▸ **Problem description**:
Your task is to copy the listing exactly, with the pictures left out.

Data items
..........

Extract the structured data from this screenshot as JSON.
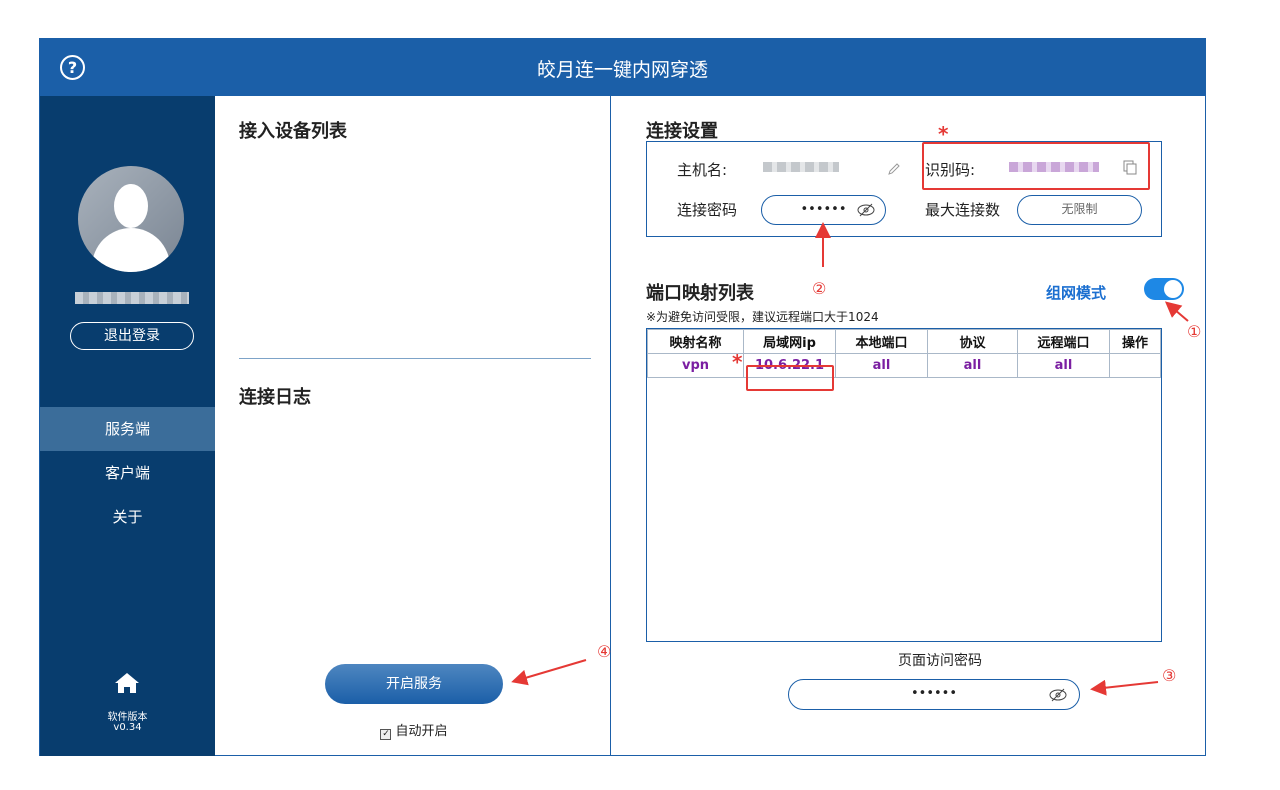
{
  "window": {
    "title": "皎月连一键内网穿透",
    "help_icon": "?"
  },
  "sidebar": {
    "logout_label": "退出登录",
    "nav": [
      {
        "label": "服务端",
        "active": true
      },
      {
        "label": "客户端",
        "active": false
      },
      {
        "label": "关于",
        "active": false
      }
    ],
    "version_label": "软件版本",
    "version": "v0.34"
  },
  "middle": {
    "devices_title": "接入设备列表",
    "log_title": "连接日志",
    "start_button": "开启服务",
    "auto_start_label": "自动开启",
    "auto_start_checked": true
  },
  "connection": {
    "title": "连接设置",
    "hostname_label": "主机名:",
    "id_label": "识别码:",
    "password_label": "连接密码",
    "password_value": "••••••",
    "max_conn_label": "最大连接数",
    "max_conn_value": "无限制"
  },
  "ports": {
    "title": "端口映射列表",
    "mode_label": "组网模式",
    "mode_on": true,
    "note": "※为避免访问受限，建议远程端口大于1024",
    "columns": [
      "映射名称",
      "局域网ip",
      "本地端口",
      "协议",
      "远程端口",
      "操作"
    ],
    "rows": [
      [
        "vpn",
        "10.6.22.1",
        "all",
        "all",
        "all",
        ""
      ]
    ]
  },
  "page_password": {
    "label": "页面访问密码",
    "value": "••••••"
  },
  "annotations": {
    "c1": "①",
    "c2": "②",
    "c3": "③",
    "c4": "④",
    "star": "*"
  },
  "colors": {
    "brand": "#1b5fa8",
    "sidebar": "#083d6e",
    "annotation": "#e53935",
    "toggle": "#1e88e5"
  }
}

..........

▸ **Full response**:
Extract the structured data from this screenshot as JSON.
{
  "window": {
    "title": "皎月连一键内网穿透",
    "help_icon": "?"
  },
  "sidebar": {
    "logout_label": "退出登录",
    "nav": [
      {
        "label": "服务端",
        "active": true
      },
      {
        "label": "客户端",
        "active": false
      },
      {
        "label": "关于",
        "active": false
      }
    ],
    "version_label": "软件版本",
    "version": "v0.34"
  },
  "middle": {
    "devices_title": "接入设备列表",
    "log_title": "连接日志",
    "start_button": "开启服务",
    "auto_start_label": "自动开启",
    "auto_start_checked": true
  },
  "connection": {
    "title": "连接设置",
    "hostname_label": "主机名:",
    "id_label": "识别码:",
    "password_label": "连接密码",
    "password_value": "••••••",
    "max_conn_label": "最大连接数",
    "max_conn_value": "无限制"
  },
  "ports": {
    "title": "端口映射列表",
    "mode_label": "组网模式",
    "mode_on": true,
    "note": "※为避免访问受限，建议远程端口大于1024",
    "columns": [
      "映射名称",
      "局域网ip",
      "本地端口",
      "协议",
      "远程端口",
      "操作"
    ],
    "rows": [
      [
        "vpn",
        "10.6.22.1",
        "all",
        "all",
        "all",
        ""
      ]
    ]
  },
  "page_password": {
    "label": "页面访问密码",
    "value": "••••••"
  },
  "annotations": {
    "c1": "①",
    "c2": "②",
    "c3": "③",
    "c4": "④",
    "star": "*"
  },
  "colors": {
    "brand": "#1b5fa8",
    "sidebar": "#083d6e",
    "annotation": "#e53935",
    "toggle": "#1e88e5"
  }
}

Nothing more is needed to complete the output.